Given the records below, pull every line with the word "tempmin" into the answer.

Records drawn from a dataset
▬▬▬

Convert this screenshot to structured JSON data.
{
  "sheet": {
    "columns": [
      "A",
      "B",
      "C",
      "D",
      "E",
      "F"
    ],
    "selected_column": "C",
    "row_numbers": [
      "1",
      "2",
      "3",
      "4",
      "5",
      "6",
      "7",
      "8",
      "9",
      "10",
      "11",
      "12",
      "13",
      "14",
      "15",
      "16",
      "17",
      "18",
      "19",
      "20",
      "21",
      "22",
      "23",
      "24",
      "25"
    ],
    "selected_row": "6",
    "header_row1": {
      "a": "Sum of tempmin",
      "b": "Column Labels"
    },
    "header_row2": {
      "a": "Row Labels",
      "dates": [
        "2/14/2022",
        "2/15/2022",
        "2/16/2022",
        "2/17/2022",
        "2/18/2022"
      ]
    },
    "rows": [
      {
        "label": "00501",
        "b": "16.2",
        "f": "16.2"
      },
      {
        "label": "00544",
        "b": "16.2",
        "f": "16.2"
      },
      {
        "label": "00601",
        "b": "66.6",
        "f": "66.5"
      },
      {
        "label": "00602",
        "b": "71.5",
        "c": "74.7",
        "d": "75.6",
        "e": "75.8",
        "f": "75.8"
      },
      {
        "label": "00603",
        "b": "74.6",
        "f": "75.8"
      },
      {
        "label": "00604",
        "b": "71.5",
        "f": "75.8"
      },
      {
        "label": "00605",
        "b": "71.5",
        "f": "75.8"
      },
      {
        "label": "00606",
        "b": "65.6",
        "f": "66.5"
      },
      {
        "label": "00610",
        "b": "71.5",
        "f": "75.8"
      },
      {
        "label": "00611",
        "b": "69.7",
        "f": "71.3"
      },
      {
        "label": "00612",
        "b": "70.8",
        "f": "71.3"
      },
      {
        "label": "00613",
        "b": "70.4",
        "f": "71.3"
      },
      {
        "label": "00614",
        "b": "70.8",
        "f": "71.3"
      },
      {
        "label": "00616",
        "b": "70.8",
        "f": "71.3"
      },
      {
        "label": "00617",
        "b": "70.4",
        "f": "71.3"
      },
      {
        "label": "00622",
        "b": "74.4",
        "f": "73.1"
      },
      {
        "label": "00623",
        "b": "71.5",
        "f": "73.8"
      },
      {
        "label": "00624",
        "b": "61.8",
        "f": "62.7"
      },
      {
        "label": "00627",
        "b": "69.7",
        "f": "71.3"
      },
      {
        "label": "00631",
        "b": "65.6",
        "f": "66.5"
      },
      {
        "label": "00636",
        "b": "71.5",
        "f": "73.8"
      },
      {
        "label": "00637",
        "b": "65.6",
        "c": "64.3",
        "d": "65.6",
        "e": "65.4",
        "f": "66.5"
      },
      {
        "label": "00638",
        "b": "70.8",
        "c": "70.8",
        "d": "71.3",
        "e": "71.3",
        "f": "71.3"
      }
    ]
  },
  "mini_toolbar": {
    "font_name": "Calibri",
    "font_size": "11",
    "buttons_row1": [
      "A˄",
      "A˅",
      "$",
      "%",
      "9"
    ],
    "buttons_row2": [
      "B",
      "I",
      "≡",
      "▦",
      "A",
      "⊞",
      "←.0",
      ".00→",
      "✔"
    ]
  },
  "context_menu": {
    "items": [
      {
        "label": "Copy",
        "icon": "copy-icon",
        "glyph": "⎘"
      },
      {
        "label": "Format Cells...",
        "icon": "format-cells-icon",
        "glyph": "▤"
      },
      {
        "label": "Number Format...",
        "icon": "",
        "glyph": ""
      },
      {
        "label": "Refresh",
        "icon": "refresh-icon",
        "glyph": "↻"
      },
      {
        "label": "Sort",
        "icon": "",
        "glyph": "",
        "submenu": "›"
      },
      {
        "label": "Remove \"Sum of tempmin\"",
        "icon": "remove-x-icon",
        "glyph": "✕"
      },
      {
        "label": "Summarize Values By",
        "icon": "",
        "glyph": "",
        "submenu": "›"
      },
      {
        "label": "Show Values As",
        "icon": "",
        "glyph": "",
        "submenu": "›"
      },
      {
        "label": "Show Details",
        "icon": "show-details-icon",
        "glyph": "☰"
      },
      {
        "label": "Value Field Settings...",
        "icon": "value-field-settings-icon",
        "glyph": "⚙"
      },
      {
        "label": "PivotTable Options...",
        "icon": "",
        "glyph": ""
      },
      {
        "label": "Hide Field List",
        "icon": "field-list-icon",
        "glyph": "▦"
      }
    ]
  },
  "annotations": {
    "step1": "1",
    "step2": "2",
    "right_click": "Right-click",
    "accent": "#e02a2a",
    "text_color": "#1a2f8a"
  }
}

▬▬▬

### Response to this exercise
      "a": "Sum of tempmin",
        "label": "Remove \"Sum of tempmin\"",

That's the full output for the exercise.